**What the exercise asks:** Write out the material below again, unchanged.

==========

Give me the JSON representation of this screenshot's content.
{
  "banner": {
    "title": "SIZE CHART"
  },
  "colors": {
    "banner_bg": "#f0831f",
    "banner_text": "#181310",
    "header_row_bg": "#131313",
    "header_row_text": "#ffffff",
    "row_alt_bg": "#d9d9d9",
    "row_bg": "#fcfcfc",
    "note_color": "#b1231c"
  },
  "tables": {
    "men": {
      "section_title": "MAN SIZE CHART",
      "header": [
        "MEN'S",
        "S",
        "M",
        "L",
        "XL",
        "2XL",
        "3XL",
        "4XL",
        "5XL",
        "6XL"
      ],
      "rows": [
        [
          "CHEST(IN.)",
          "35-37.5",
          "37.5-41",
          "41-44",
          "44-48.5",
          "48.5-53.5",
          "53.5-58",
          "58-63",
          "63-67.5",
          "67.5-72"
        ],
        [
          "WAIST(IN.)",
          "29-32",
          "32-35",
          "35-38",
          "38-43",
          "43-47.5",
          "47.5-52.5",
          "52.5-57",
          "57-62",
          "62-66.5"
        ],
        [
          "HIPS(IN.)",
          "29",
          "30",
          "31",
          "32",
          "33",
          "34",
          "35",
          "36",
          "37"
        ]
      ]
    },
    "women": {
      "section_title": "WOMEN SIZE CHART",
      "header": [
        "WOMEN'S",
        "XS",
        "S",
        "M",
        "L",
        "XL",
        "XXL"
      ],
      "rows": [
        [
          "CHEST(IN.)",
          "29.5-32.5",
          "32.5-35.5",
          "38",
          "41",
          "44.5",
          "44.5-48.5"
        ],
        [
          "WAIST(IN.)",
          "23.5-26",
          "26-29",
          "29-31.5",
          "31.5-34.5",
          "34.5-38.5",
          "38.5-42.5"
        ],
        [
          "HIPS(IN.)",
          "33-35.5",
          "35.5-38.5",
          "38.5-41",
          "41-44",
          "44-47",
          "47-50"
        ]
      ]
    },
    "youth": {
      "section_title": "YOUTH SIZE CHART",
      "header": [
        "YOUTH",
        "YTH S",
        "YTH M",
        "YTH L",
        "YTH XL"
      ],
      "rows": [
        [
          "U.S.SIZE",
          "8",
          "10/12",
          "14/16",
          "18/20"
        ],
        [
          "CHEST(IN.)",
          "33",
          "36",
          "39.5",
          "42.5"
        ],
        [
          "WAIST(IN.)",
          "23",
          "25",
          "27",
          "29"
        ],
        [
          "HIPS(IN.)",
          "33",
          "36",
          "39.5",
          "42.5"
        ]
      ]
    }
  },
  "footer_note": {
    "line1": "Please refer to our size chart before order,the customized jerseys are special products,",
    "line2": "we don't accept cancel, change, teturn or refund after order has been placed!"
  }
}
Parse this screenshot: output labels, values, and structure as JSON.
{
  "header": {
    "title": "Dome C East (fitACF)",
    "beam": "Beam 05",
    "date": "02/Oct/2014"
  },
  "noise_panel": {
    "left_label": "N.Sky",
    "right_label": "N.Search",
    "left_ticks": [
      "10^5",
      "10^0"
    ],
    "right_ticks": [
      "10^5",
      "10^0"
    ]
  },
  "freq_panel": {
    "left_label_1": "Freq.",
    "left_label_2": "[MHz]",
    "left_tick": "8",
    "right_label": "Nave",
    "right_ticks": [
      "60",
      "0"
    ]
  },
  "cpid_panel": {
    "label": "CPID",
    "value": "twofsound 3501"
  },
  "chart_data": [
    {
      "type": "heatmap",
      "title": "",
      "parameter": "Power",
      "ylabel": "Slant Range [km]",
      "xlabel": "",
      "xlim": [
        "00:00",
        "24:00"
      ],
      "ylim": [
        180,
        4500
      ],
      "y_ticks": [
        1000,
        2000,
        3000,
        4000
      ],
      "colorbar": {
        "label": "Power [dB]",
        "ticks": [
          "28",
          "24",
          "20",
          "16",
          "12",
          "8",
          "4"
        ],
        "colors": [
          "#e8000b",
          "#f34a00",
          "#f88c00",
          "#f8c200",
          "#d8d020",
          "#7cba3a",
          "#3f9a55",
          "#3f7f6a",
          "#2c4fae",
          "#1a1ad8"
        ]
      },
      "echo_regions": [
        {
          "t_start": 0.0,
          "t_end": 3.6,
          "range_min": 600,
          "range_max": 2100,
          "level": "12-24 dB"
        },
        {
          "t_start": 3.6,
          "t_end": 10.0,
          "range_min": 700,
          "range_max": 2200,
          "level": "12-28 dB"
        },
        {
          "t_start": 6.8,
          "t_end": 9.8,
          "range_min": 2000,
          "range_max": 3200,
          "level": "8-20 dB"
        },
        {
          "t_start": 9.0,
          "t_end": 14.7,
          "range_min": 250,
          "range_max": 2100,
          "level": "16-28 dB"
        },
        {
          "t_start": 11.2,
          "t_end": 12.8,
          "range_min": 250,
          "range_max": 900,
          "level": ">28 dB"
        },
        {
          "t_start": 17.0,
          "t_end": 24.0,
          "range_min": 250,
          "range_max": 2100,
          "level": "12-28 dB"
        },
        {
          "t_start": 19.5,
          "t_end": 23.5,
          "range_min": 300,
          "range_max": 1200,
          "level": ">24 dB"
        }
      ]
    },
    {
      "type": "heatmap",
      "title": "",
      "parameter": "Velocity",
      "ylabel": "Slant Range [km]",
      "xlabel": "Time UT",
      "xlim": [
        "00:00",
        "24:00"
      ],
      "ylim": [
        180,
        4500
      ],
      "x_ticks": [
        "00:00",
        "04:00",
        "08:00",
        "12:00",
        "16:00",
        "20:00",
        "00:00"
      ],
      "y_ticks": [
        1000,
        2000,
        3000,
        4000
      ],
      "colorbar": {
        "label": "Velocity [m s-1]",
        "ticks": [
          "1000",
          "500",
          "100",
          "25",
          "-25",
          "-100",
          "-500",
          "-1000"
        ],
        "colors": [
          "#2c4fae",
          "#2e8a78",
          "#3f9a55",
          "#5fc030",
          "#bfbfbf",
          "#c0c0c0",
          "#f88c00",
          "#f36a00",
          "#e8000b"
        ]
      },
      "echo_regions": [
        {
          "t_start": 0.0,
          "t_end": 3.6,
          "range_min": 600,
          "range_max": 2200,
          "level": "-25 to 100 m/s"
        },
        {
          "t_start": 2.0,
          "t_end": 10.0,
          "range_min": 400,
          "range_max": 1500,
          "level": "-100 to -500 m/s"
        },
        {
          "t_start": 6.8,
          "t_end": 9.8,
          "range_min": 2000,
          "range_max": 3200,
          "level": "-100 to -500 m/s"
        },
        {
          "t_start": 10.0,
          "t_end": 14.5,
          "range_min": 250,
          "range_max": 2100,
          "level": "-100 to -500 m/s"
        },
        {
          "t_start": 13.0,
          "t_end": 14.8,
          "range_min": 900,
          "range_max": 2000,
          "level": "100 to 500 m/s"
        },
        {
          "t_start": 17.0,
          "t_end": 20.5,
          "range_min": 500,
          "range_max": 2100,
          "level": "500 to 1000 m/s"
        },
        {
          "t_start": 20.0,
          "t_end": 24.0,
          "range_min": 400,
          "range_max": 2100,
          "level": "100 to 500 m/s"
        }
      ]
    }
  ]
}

==========

**Correct result:**
Give me the JSON representation of this screenshot's content.
{
  "banner": {
    "title": "SIZE CHART"
  },
  "colors": {
    "banner_bg": "#f0831f",
    "banner_text": "#181310",
    "header_row_bg": "#131313",
    "header_row_text": "#ffffff",
    "row_alt_bg": "#d9d9d9",
    "row_bg": "#fcfcfc",
    "note_color": "#b1231c"
  },
  "tables": {
    "men": {
      "section_title": "MAN SIZE CHART",
      "header": [
        "MEN'S",
        "S",
        "M",
        "L",
        "XL",
        "2XL",
        "3XL",
        "4XL",
        "5XL",
        "6XL"
      ],
      "rows": [
        [
          "CHEST(IN.)",
          "35-37.5",
          "37.5-41",
          "41-44",
          "44-48.5",
          "48.5-53.5",
          "53.5-58",
          "58-63",
          "63-67.5",
          "67.5-72"
        ],
        [
          "WAIST(IN.)",
          "29-32",
          "32-35",
          "35-38",
          "38-43",
          "43-47.5",
          "47.5-52.5",
          "52.5-57",
          "57-62",
          "62-66.5"
        ],
        [
          "HIPS(IN.)",
          "29",
          "30",
          "31",
          "32",
          "33",
          "34",
          "35",
          "36",
          "37"
        ]
      ]
    },
    "women": {
      "section_title": "WOMEN SIZE CHART",
      "header": [
        "WOMEN'S",
        "XS",
        "S",
        "M",
        "L",
        "XL",
        "XXL"
      ],
      "rows": [
        [
          "CHEST(IN.)",
          "29.5-32.5",
          "32.5-35.5",
          "38",
          "41",
          "44.5",
          "44.5-48.5"
        ],
        [
          "WAIST(IN.)",
          "23.5-26",
          "26-29",
          "29-31.5",
          "31.5-34.5",
          "34.5-38.5",
          "38.5-42.5"
        ],
        [
          "HIPS(IN.)",
          "33-35.5",
          "35.5-38.5",
          "38.5-41",
          "41-44",
          "44-47",
          "47-50"
        ]
      ]
    },
    "youth": {
      "section_title": "YOUTH SIZE CHART",
      "header": [
        "YOUTH",
        "YTH S",
        "YTH M",
        "YTH L",
        "YTH XL"
      ],
      "rows": [
        [
          "U.S.SIZE",
          "8",
          "10/12",
          "14/16",
          "18/20"
        ],
        [
          "CHEST(IN.)",
          "33",
          "36",
          "39.5",
          "42.5"
        ],
        [
          "WAIST(IN.)",
          "23",
          "25",
          "27",
          "29"
        ],
        [
          "HIPS(IN.)",
          "33",
          "36",
          "39.5",
          "42.5"
        ]
      ]
    }
  },
  "footer_note": {
    "line1": "Please refer to our size chart before order,the customized jerseys are special products,",
    "line2": "we don't accept cancel, change, teturn or refund after order has been placed!"
  }
}
Parse this screenshot: output labels, values, and structure as JSON.
{
  "header": {
    "title": "Dome C East (fitACF)",
    "beam": "Beam 05",
    "date": "02/Oct/2014"
  },
  "noise_panel": {
    "left_label": "N.Sky",
    "right_label": "N.Search",
    "left_ticks": [
      "10^5",
      "10^0"
    ],
    "right_ticks": [
      "10^5",
      "10^0"
    ]
  },
  "freq_panel": {
    "left_label_1": "Freq.",
    "left_label_2": "[MHz]",
    "left_tick": "8",
    "right_label": "Nave",
    "right_ticks": [
      "60",
      "0"
    ]
  },
  "cpid_panel": {
    "label": "CPID",
    "value": "twofsound 3501"
  },
  "chart_data": [
    {
      "type": "heatmap",
      "title": "",
      "parameter": "Power",
      "ylabel": "Slant Range [km]",
      "xlabel": "",
      "xlim": [
        "00:00",
        "24:00"
      ],
      "ylim": [
        180,
        4500
      ],
      "y_ticks": [
        1000,
        2000,
        3000,
        4000
      ],
      "colorbar": {
        "label": "Power [dB]",
        "ticks": [
          "28",
          "24",
          "20",
          "16",
          "12",
          "8",
          "4"
        ],
        "colors": [
          "#e8000b",
          "#f34a00",
          "#f88c00",
          "#f8c200",
          "#d8d020",
          "#7cba3a",
          "#3f9a55",
          "#3f7f6a",
          "#2c4fae",
          "#1a1ad8"
        ]
      },
      "echo_regions": [
        {
          "t_start": 0.0,
          "t_end": 3.6,
          "range_min": 600,
          "range_max": 2100,
          "level": "12-24 dB"
        },
        {
          "t_start": 3.6,
          "t_end": 10.0,
          "range_min": 700,
          "range_max": 2200,
          "level": "12-28 dB"
        },
        {
          "t_start": 6.8,
          "t_end": 9.8,
          "range_min": 2000,
          "range_max": 3200,
          "level": "8-20 dB"
        },
        {
          "t_start": 9.0,
          "t_end": 14.7,
          "range_min": 250,
          "range_max": 2100,
          "level": "16-28 dB"
        },
        {
          "t_start": 11.2,
          "t_end": 12.8,
          "range_min": 250,
          "range_max": 900,
          "level": ">28 dB"
        },
        {
          "t_start": 17.0,
          "t_end": 24.0,
          "range_min": 250,
          "range_max": 2100,
          "level": "12-28 dB"
        },
        {
          "t_start": 19.5,
          "t_end": 23.5,
          "range_min": 300,
          "range_max": 1200,
          "level": ">24 dB"
        }
      ]
    },
    {
      "type": "heatmap",
      "title": "",
      "parameter": "Velocity",
      "ylabel": "Slant Range [km]",
      "xlabel": "Time UT",
      "xlim": [
        "00:00",
        "24:00"
      ],
      "ylim": [
        180,
        4500
      ],
      "x_ticks": [
        "00:00",
        "04:00",
        "08:00",
        "12:00",
        "16:00",
        "20:00",
        "00:00"
      ],
      "y_ticks": [
        1000,
        2000,
        3000,
        4000
      ],
      "colorbar": {
        "label": "Velocity [m s-1]",
        "ticks": [
          "1000",
          "500",
          "100",
          "25",
          "-25",
          "-100",
          "-500",
          "-1000"
        ],
        "colors": [
          "#2c4fae",
          "#2e8a78",
          "#3f9a55",
          "#5fc030",
          "#bfbfbf",
          "#c0c0c0",
          "#f88c00",
          "#f36a00",
          "#e8000b"
        ]
      },
      "echo_regions": [
        {
          "t_start": 0.0,
          "t_end": 3.6,
          "range_min": 600,
          "range_max": 2200,
          "level": "-25 to 100 m/s"
        },
        {
          "t_start": 2.0,
          "t_end": 10.0,
          "range_min": 400,
          "range_max": 1500,
          "level": "-100 to -500 m/s"
        },
        {
          "t_start": 6.8,
          "t_end": 9.8,
          "range_min": 2000,
          "range_max": 3200,
          "level": "-100 to -500 m/s"
        },
        {
          "t_start": 10.0,
          "t_end": 14.5,
          "range_min": 250,
          "range_max": 2100,
          "level": "-100 to -500 m/s"
        },
        {
          "t_start": 13.0,
          "t_end": 14.8,
          "range_min": 900,
          "range_max": 2000,
          "level": "100 to 500 m/s"
        },
        {
          "t_start": 17.0,
          "t_end": 20.5,
          "range_min": 500,
          "range_max": 2100,
          "level": "500 to 1000 m/s"
        },
        {
          "t_start": 20.0,
          "t_end": 24.0,
          "range_min": 400,
          "range_max": 2100,
          "level": "100 to 500 m/s"
        }
      ]
    }
  ]
}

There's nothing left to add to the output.